--- Problem ---
Copy nothing but the text: reproduce each line of the listing exactly and leave the pictures out.

===== Records for this task

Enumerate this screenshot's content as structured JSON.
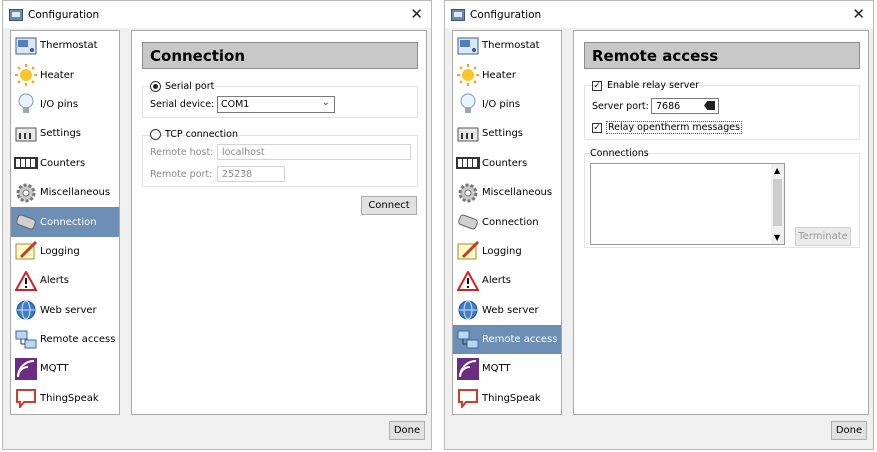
{
  "window_title": "Configuration",
  "sidebar_items": [
    "Thermostat",
    "Heater",
    "I/O pins",
    "Settings",
    "Counters",
    "Miscellaneous",
    "Connection",
    "Logging",
    "Alerts",
    "Web server",
    "Remote access",
    "MQTT",
    "ThingSpeak"
  ],
  "left": {
    "selected": "Connection",
    "header": "Connection",
    "serial_radio": "Serial port",
    "serial_device_label": "Serial device:",
    "serial_device_value": "COM1",
    "tcp_radio": "TCP connection",
    "remote_host_label": "Remote host:",
    "remote_host_value": "localhost",
    "remote_port_label": "Remote port:",
    "remote_port_value": "25238",
    "connect_button": "Connect",
    "done_button": "Done"
  },
  "right": {
    "selected": "Remote access",
    "header": "Remote access",
    "enable_relay": "Enable relay server",
    "server_port_label": "Server port:",
    "server_port_value": "7686",
    "relay_messages": "Relay opentherm messages",
    "connections_label": "Connections",
    "terminate_button": "Terminate",
    "done_button": "Done"
  },
  "colors": {
    "selection": "#6d8fb6",
    "header_bg": "#c8c8c8"
  }
}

==========

--- Final result ---
Enumerate this screenshot's content as structured JSON.
{
  "window_title": "Configuration",
  "sidebar_items": [
    "Thermostat",
    "Heater",
    "I/O pins",
    "Settings",
    "Counters",
    "Miscellaneous",
    "Connection",
    "Logging",
    "Alerts",
    "Web server",
    "Remote access",
    "MQTT",
    "ThingSpeak"
  ],
  "left": {
    "selected": "Connection",
    "header": "Connection",
    "serial_radio": "Serial port",
    "serial_device_label": "Serial device:",
    "serial_device_value": "COM1",
    "tcp_radio": "TCP connection",
    "remote_host_label": "Remote host:",
    "remote_host_value": "localhost",
    "remote_port_label": "Remote port:",
    "remote_port_value": "25238",
    "connect_button": "Connect",
    "done_button": "Done"
  },
  "right": {
    "selected": "Remote access",
    "header": "Remote access",
    "enable_relay": "Enable relay server",
    "server_port_label": "Server port:",
    "server_port_value": "7686",
    "relay_messages": "Relay opentherm messages",
    "connections_label": "Connections",
    "terminate_button": "Terminate",
    "done_button": "Done"
  },
  "colors": {
    "selection": "#6d8fb6",
    "header_bg": "#c8c8c8"
  }
}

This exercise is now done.